* [Work to be completed]: Repeat the material exactly as it appears.

* [Data supplied]:
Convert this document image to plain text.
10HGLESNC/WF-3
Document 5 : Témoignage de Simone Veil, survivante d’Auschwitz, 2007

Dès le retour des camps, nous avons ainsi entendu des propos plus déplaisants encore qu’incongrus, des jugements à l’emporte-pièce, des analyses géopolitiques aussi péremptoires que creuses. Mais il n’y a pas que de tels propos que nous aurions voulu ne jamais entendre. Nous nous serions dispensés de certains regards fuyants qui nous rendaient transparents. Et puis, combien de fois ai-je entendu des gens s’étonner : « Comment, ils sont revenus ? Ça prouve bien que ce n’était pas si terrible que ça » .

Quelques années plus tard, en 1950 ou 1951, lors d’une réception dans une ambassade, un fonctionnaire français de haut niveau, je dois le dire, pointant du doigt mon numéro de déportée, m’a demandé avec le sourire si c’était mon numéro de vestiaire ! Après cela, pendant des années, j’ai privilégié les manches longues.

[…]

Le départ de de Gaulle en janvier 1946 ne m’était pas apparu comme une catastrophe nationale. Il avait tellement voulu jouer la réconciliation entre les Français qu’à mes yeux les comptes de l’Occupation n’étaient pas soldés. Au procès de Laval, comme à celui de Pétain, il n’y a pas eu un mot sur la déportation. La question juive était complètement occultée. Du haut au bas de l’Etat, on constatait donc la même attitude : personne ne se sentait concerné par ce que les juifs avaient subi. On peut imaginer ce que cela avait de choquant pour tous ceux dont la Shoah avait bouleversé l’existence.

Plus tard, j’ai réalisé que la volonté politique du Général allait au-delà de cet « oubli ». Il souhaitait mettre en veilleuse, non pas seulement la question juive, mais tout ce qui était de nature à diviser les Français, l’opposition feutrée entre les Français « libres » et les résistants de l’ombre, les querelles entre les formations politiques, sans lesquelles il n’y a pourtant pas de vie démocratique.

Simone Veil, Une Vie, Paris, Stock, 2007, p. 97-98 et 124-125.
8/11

* [Task result]:
Convert this document image to plain text.
10HGLESNC/WF-3
Document 5 : Témoignage de Simone Veil, survivante d’Auschwitz, 2007

Dès le retour des camps, nous avons ainsi entendu des propos plus déplaisants encore qu’incongrus, des jugements à l’emporte-pièce, des analyses géopolitiques aussi péremptoires que creuses. Mais il n’y a pas que de tels propos que nous aurions voulu ne jamais entendre. Nous nous serions dispensés de certains regards fuyants qui nous rendaient transparents. Et puis, combien de fois ai-je entendu des gens s’étonner : « Comment, ils sont revenus ? Ça prouve bien que ce n’était pas si terrible que ça » .

Quelques années plus tard, en 1950 ou 1951, lors d’une réception dans une ambassade, un fonctionnaire français de haut niveau, je dois le dire, pointant du doigt mon numéro de déportée, m’a demandé avec le sourire si c’était mon numéro de vestiaire ! Après cela, pendant des années, j’ai privilégié les manches longues.

[…]

Le départ de de Gaulle en janvier 1946 ne m’était pas apparu comme une catastrophe nationale. Il avait tellement voulu jouer la réconciliation entre les Français qu’à mes yeux les comptes de l’Occupation n’étaient pas soldés. Au procès de Laval, comme à celui de Pétain, il n’y a pas eu un mot sur la déportation. La question juive était complètement occultée. Du haut au bas de l’Etat, on constatait donc la même attitude : personne ne se sentait concerné par ce que les juifs avaient subi. On peut imaginer ce que cela avait de choquant pour tous ceux dont la Shoah avait bouleversé l’existence.

Plus tard, j’ai réalisé que la volonté politique du Général allait au-delà de cet « oubli ». Il souhaitait mettre en veilleuse, non pas seulement la question juive, mais tout ce qui était de nature à diviser les Français, l’opposition feutrée entre les Français « libres » et les résistants de l’ombre, les querelles entre les formations politiques, sans lesquelles il n’y a pourtant pas de vie démocratique.

Simone Veil, Une Vie, Paris, Stock, 2007, p. 97-98 et 124-125.
8/11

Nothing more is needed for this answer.